To do: Repeat, exactly and completely, the entries shown underneath.

━━━━━ Data supplied

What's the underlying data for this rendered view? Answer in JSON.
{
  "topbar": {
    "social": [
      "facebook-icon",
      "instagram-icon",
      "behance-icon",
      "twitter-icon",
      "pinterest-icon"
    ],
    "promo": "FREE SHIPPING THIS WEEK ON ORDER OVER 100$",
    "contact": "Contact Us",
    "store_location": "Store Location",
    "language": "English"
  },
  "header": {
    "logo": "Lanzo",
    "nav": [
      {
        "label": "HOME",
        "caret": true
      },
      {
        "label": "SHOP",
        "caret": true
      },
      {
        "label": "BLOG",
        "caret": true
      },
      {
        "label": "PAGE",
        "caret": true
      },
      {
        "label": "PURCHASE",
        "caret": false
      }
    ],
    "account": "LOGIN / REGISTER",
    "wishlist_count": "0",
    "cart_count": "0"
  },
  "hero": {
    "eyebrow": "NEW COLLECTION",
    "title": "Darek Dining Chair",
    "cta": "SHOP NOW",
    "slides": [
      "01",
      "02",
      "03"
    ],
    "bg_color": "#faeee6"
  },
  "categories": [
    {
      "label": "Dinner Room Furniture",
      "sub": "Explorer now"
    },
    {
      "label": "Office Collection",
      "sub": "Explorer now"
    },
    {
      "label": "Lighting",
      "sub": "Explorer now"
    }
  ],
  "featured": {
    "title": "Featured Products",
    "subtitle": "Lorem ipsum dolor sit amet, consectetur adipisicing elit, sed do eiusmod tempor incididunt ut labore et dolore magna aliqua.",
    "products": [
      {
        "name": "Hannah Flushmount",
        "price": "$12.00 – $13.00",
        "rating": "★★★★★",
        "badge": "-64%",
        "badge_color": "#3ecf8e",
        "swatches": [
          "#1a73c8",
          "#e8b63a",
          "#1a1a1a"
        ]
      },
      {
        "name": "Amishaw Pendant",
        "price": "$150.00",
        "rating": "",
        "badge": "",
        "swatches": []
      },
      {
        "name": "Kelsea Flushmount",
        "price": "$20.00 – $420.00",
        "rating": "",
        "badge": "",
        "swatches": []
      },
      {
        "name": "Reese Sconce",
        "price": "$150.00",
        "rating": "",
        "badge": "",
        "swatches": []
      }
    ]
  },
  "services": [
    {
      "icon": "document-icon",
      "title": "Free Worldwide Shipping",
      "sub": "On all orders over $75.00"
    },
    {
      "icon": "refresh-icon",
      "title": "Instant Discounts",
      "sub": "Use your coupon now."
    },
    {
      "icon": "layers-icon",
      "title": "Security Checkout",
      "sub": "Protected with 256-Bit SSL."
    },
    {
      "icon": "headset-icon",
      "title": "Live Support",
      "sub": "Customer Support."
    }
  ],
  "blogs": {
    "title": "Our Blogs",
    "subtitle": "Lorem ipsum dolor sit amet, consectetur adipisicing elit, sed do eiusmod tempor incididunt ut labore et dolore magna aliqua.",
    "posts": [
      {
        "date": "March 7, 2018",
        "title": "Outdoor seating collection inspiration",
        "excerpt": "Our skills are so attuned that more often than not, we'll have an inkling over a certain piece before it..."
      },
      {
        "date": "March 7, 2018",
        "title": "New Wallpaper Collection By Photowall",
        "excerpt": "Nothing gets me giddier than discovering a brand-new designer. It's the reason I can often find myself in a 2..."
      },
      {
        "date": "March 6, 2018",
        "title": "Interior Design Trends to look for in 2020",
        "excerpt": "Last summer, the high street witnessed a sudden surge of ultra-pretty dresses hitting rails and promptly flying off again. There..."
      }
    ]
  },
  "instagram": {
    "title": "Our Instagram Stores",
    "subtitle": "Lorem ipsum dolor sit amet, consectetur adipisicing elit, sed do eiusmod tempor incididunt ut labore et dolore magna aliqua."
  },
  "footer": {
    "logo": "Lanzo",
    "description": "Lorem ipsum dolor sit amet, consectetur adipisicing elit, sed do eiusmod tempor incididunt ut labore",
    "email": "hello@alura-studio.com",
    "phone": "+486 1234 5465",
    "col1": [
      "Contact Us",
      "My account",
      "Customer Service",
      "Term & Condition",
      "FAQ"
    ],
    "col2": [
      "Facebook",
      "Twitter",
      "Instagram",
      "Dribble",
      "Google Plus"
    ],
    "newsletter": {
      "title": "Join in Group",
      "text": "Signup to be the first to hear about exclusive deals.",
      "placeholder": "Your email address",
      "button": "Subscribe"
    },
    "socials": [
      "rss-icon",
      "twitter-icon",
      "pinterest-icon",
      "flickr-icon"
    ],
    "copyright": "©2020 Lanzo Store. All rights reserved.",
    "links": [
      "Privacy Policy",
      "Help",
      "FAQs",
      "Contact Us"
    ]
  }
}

━━━━━━━━━━

Answer:
What's the underlying data for this rendered view? Answer in JSON.
{
  "topbar": {
    "social": [
      "facebook-icon",
      "instagram-icon",
      "behance-icon",
      "twitter-icon",
      "pinterest-icon"
    ],
    "promo": "FREE SHIPPING THIS WEEK ON ORDER OVER 100$",
    "contact": "Contact Us",
    "store_location": "Store Location",
    "language": "English"
  },
  "header": {
    "logo": "Lanzo",
    "nav": [
      {
        "label": "HOME",
        "caret": true
      },
      {
        "label": "SHOP",
        "caret": true
      },
      {
        "label": "BLOG",
        "caret": true
      },
      {
        "label": "PAGE",
        "caret": true
      },
      {
        "label": "PURCHASE",
        "caret": false
      }
    ],
    "account": "LOGIN / REGISTER",
    "wishlist_count": "0",
    "cart_count": "0"
  },
  "hero": {
    "eyebrow": "NEW COLLECTION",
    "title": "Darek Dining Chair",
    "cta": "SHOP NOW",
    "slides": [
      "01",
      "02",
      "03"
    ],
    "bg_color": "#faeee6"
  },
  "categories": [
    {
      "label": "Dinner Room Furniture",
      "sub": "Explorer now"
    },
    {
      "label": "Office Collection",
      "sub": "Explorer now"
    },
    {
      "label": "Lighting",
      "sub": "Explorer now"
    }
  ],
  "featured": {
    "title": "Featured Products",
    "subtitle": "Lorem ipsum dolor sit amet, consectetur adipisicing elit, sed do eiusmod tempor incididunt ut labore et dolore magna aliqua.",
    "products": [
      {
        "name": "Hannah Flushmount",
        "price": "$12.00 – $13.00",
        "rating": "★★★★★",
        "badge": "-64%",
        "badge_color": "#3ecf8e",
        "swatches": [
          "#1a73c8",
          "#e8b63a",
          "#1a1a1a"
        ]
      },
      {
        "name": "Amishaw Pendant",
        "price": "$150.00",
        "rating": "",
        "badge": "",
        "swatches": []
      },
      {
        "name": "Kelsea Flushmount",
        "price": "$20.00 – $420.00",
        "rating": "",
        "badge": "",
        "swatches": []
      },
      {
        "name": "Reese Sconce",
        "price": "$150.00",
        "rating": "",
        "badge": "",
        "swatches": []
      }
    ]
  },
  "services": [
    {
      "icon": "document-icon",
      "title": "Free Worldwide Shipping",
      "sub": "On all orders over $75.00"
    },
    {
      "icon": "refresh-icon",
      "title": "Instant Discounts",
      "sub": "Use your coupon now."
    },
    {
      "icon": "layers-icon",
      "title": "Security Checkout",
      "sub": "Protected with 256-Bit SSL."
    },
    {
      "icon": "headset-icon",
      "title": "Live Support",
      "sub": "Customer Support."
    }
  ],
  "blogs": {
    "title": "Our Blogs",
    "subtitle": "Lorem ipsum dolor sit amet, consectetur adipisicing elit, sed do eiusmod tempor incididunt ut labore et dolore magna aliqua.",
    "posts": [
      {
        "date": "March 7, 2018",
        "title": "Outdoor seating collection inspiration",
        "excerpt": "Our skills are so attuned that more often than not, we'll have an inkling over a certain piece before it..."
      },
      {
        "date": "March 7, 2018",
        "title": "New Wallpaper Collection By Photowall",
        "excerpt": "Nothing gets me giddier than discovering a brand-new designer. It's the reason I can often find myself in a 2..."
      },
      {
        "date": "March 6, 2018",
        "title": "Interior Design Trends to look for in 2020",
        "excerpt": "Last summer, the high street witnessed a sudden surge of ultra-pretty dresses hitting rails and promptly flying off again. There..."
      }
    ]
  },
  "instagram": {
    "title": "Our Instagram Stores",
    "subtitle": "Lorem ipsum dolor sit amet, consectetur adipisicing elit, sed do eiusmod tempor incididunt ut labore et dolore magna aliqua."
  },
  "footer": {
    "logo": "Lanzo",
    "description": "Lorem ipsum dolor sit amet, consectetur adipisicing elit, sed do eiusmod tempor incididunt ut labore",
    "email": "hello@alura-studio.com",
    "phone": "+486 1234 5465",
    "col1": [
      "Contact Us",
      "My account",
      "Customer Service",
      "Term & Condition",
      "FAQ"
    ],
    "col2": [
      "Facebook",
      "Twitter",
      "Instagram",
      "Dribble",
      "Google Plus"
    ],
    "newsletter": {
      "title": "Join in Group",
      "text": "Signup to be the first to hear about exclusive deals.",
      "placeholder": "Your email address",
      "button": "Subscribe"
    },
    "socials": [
      "rss-icon",
      "twitter-icon",
      "pinterest-icon",
      "flickr-icon"
    ],
    "copyright": "©2020 Lanzo Store. All rights reserved.",
    "links": [
      "Privacy Policy",
      "Help",
      "FAQs",
      "Contact Us"
    ]
  }
}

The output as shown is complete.